Stored data entries:
+ + +

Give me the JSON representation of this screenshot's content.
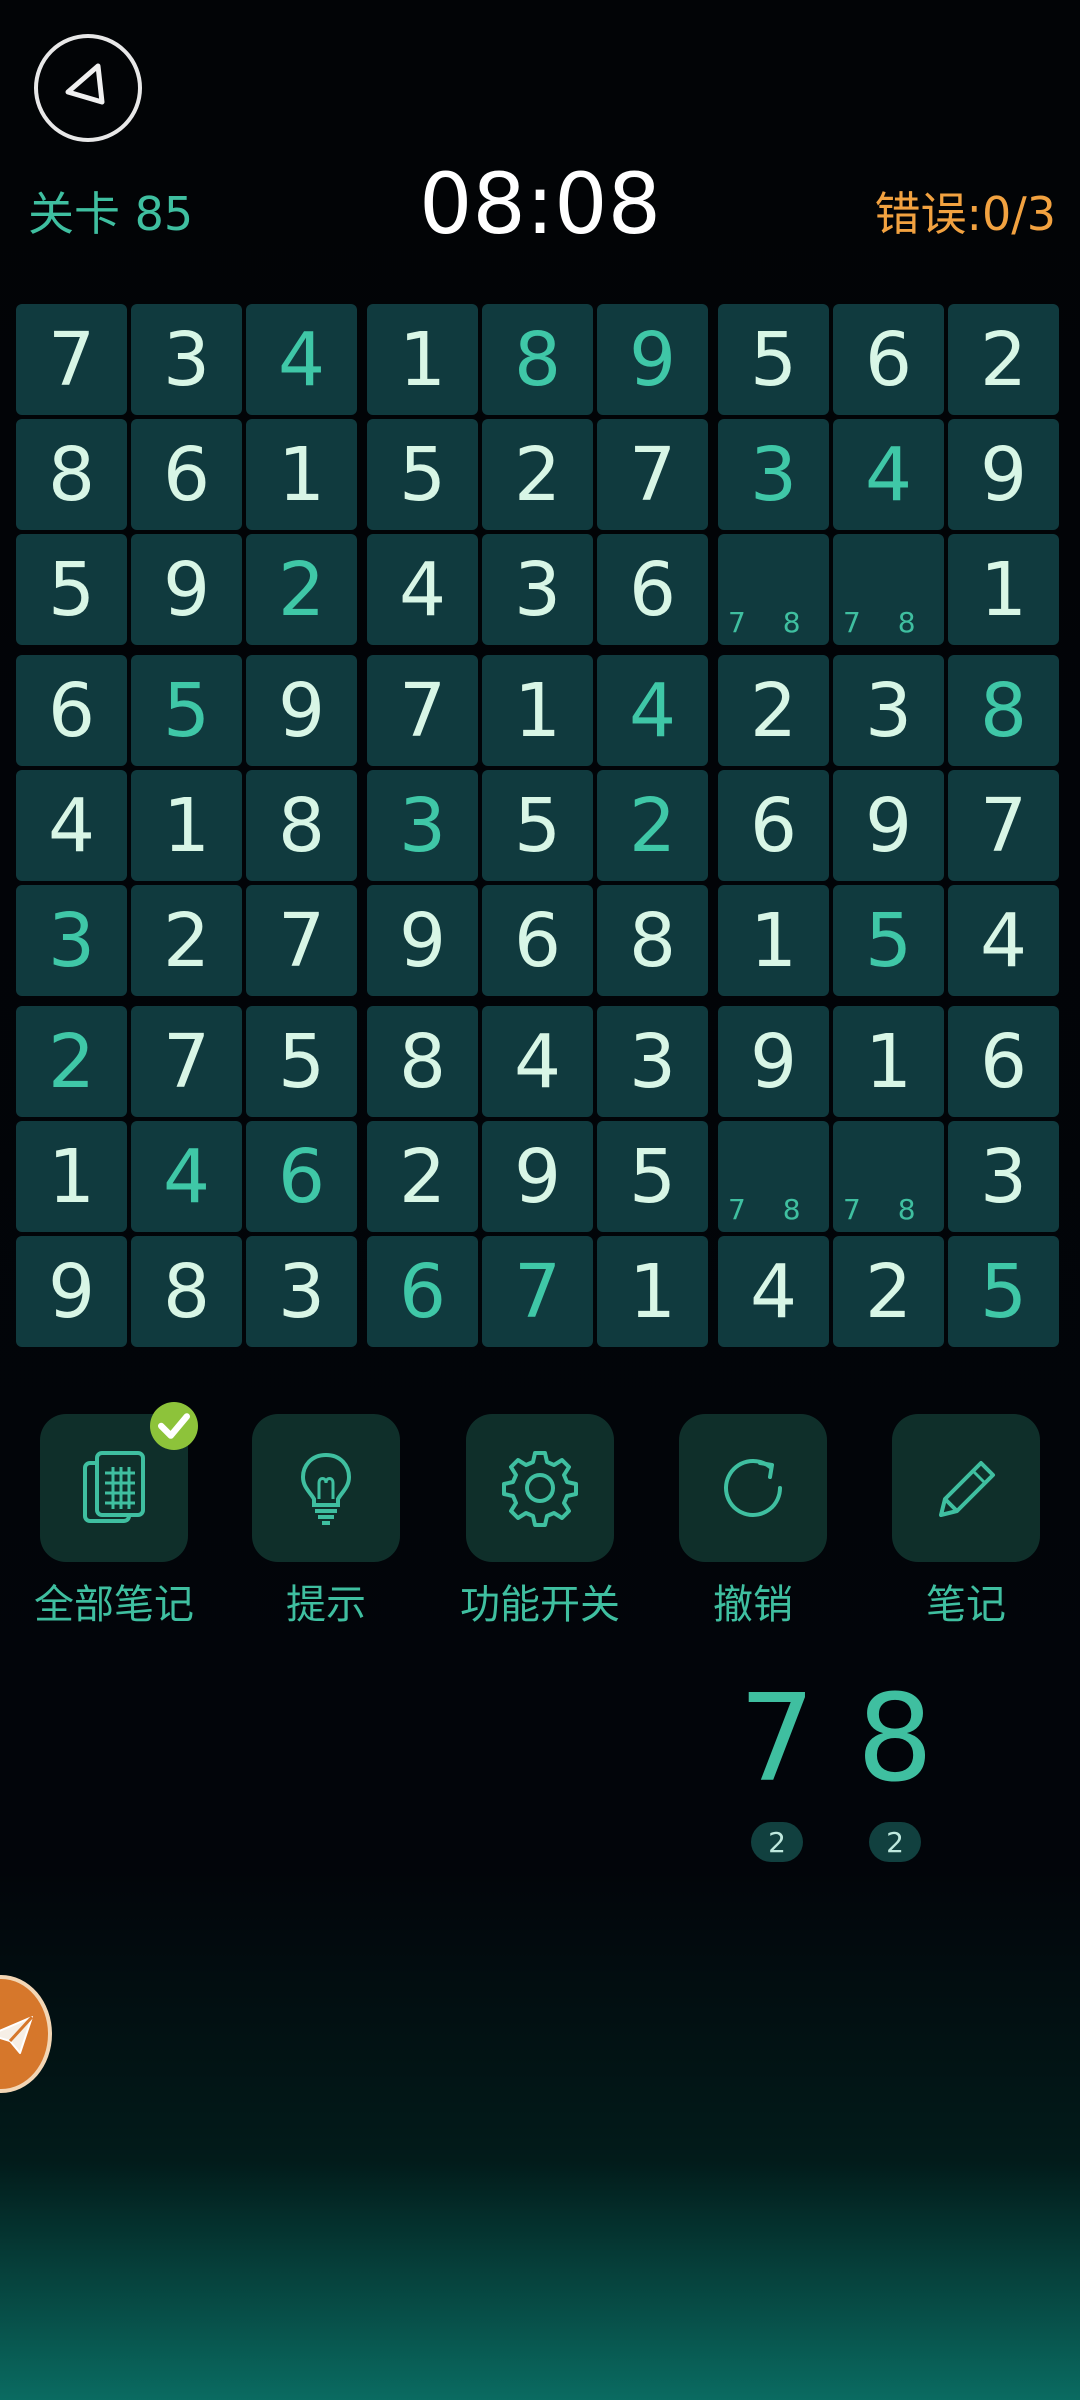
{
  "header": {
    "level_label": "关卡 85",
    "timer": "08:08",
    "errors_label": "错误:0/3"
  },
  "board": {
    "rows": [
      [
        "7",
        "3",
        "4",
        "1",
        "8",
        "9",
        "5",
        "6",
        "2"
      ],
      [
        "8",
        "6",
        "1",
        "5",
        "2",
        "7",
        "3",
        "4",
        "9"
      ],
      [
        "5",
        "9",
        "2",
        "4",
        "3",
        "6",
        "",
        "",
        "1"
      ],
      [
        "6",
        "5",
        "9",
        "7",
        "1",
        "4",
        "2",
        "3",
        "8"
      ],
      [
        "4",
        "1",
        "8",
        "3",
        "5",
        "2",
        "6",
        "9",
        "7"
      ],
      [
        "3",
        "2",
        "7",
        "9",
        "6",
        "8",
        "1",
        "5",
        "4"
      ],
      [
        "2",
        "7",
        "5",
        "8",
        "4",
        "3",
        "9",
        "1",
        "6"
      ],
      [
        "1",
        "4",
        "6",
        "2",
        "9",
        "5",
        "",
        "",
        "3"
      ],
      [
        "9",
        "8",
        "3",
        "6",
        "7",
        "1",
        "4",
        "2",
        "5"
      ]
    ],
    "user_entered": [
      [
        0,
        2
      ],
      [
        0,
        4
      ],
      [
        0,
        5
      ],
      [
        1,
        6
      ],
      [
        1,
        7
      ],
      [
        2,
        2
      ],
      [
        3,
        1
      ],
      [
        3,
        5
      ],
      [
        3,
        8
      ],
      [
        4,
        3
      ],
      [
        4,
        5
      ],
      [
        5,
        0
      ],
      [
        5,
        7
      ],
      [
        6,
        0
      ],
      [
        7,
        1
      ],
      [
        7,
        2
      ],
      [
        8,
        3
      ],
      [
        8,
        4
      ],
      [
        8,
        8
      ]
    ],
    "notes": [
      {
        "row": 2,
        "col": 6,
        "text": "7 8"
      },
      {
        "row": 2,
        "col": 7,
        "text": "7 8"
      },
      {
        "row": 7,
        "col": 6,
        "text": "7 8"
      },
      {
        "row": 7,
        "col": 7,
        "text": "7 8"
      }
    ]
  },
  "toolbar": {
    "items": [
      {
        "label": "全部笔记",
        "icon": "all-notes-icon"
      },
      {
        "label": "提示",
        "icon": "lightbulb-icon"
      },
      {
        "label": "功能开关",
        "icon": "gear-icon"
      },
      {
        "label": "撤销",
        "icon": "undo-icon"
      },
      {
        "label": "笔记",
        "icon": "pencil-icon"
      }
    ]
  },
  "numpad": {
    "keys": [
      {
        "digit": "7",
        "remaining": "2"
      },
      {
        "digit": "8",
        "remaining": "2"
      }
    ]
  },
  "colors": {
    "cell_bg": "#103a3e",
    "given_digit": "#d8f6e6",
    "user_digit": "#3fc7a7",
    "accent_teal": "#3fbfa0",
    "errors_orange": "#f2a240",
    "badge_green": "#8dc33a"
  }
}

+ + +

GIVEN PROBLEM: Omit every picture, then reproduce the rest of the listing exactly.

THE OUTPUT:
Give me the JSON representation of this screenshot's content.
{
  "header": {
    "level_label": "关卡 85",
    "timer": "08:08",
    "errors_label": "错误:0/3"
  },
  "board": {
    "rows": [
      [
        "7",
        "3",
        "4",
        "1",
        "8",
        "9",
        "5",
        "6",
        "2"
      ],
      [
        "8",
        "6",
        "1",
        "5",
        "2",
        "7",
        "3",
        "4",
        "9"
      ],
      [
        "5",
        "9",
        "2",
        "4",
        "3",
        "6",
        "",
        "",
        "1"
      ],
      [
        "6",
        "5",
        "9",
        "7",
        "1",
        "4",
        "2",
        "3",
        "8"
      ],
      [
        "4",
        "1",
        "8",
        "3",
        "5",
        "2",
        "6",
        "9",
        "7"
      ],
      [
        "3",
        "2",
        "7",
        "9",
        "6",
        "8",
        "1",
        "5",
        "4"
      ],
      [
        "2",
        "7",
        "5",
        "8",
        "4",
        "3",
        "9",
        "1",
        "6"
      ],
      [
        "1",
        "4",
        "6",
        "2",
        "9",
        "5",
        "",
        "",
        "3"
      ],
      [
        "9",
        "8",
        "3",
        "6",
        "7",
        "1",
        "4",
        "2",
        "5"
      ]
    ],
    "user_entered": [
      [
        0,
        2
      ],
      [
        0,
        4
      ],
      [
        0,
        5
      ],
      [
        1,
        6
      ],
      [
        1,
        7
      ],
      [
        2,
        2
      ],
      [
        3,
        1
      ],
      [
        3,
        5
      ],
      [
        3,
        8
      ],
      [
        4,
        3
      ],
      [
        4,
        5
      ],
      [
        5,
        0
      ],
      [
        5,
        7
      ],
      [
        6,
        0
      ],
      [
        7,
        1
      ],
      [
        7,
        2
      ],
      [
        8,
        3
      ],
      [
        8,
        4
      ],
      [
        8,
        8
      ]
    ],
    "notes": [
      {
        "row": 2,
        "col": 6,
        "text": "7 8"
      },
      {
        "row": 2,
        "col": 7,
        "text": "7 8"
      },
      {
        "row": 7,
        "col": 6,
        "text": "7 8"
      },
      {
        "row": 7,
        "col": 7,
        "text": "7 8"
      }
    ]
  },
  "toolbar": {
    "items": [
      {
        "label": "全部笔记",
        "icon": "all-notes-icon"
      },
      {
        "label": "提示",
        "icon": "lightbulb-icon"
      },
      {
        "label": "功能开关",
        "icon": "gear-icon"
      },
      {
        "label": "撤销",
        "icon": "undo-icon"
      },
      {
        "label": "笔记",
        "icon": "pencil-icon"
      }
    ]
  },
  "numpad": {
    "keys": [
      {
        "digit": "7",
        "remaining": "2"
      },
      {
        "digit": "8",
        "remaining": "2"
      }
    ]
  },
  "colors": {
    "cell_bg": "#103a3e",
    "given_digit": "#d8f6e6",
    "user_digit": "#3fc7a7",
    "accent_teal": "#3fbfa0",
    "errors_orange": "#f2a240",
    "badge_green": "#8dc33a"
  }
}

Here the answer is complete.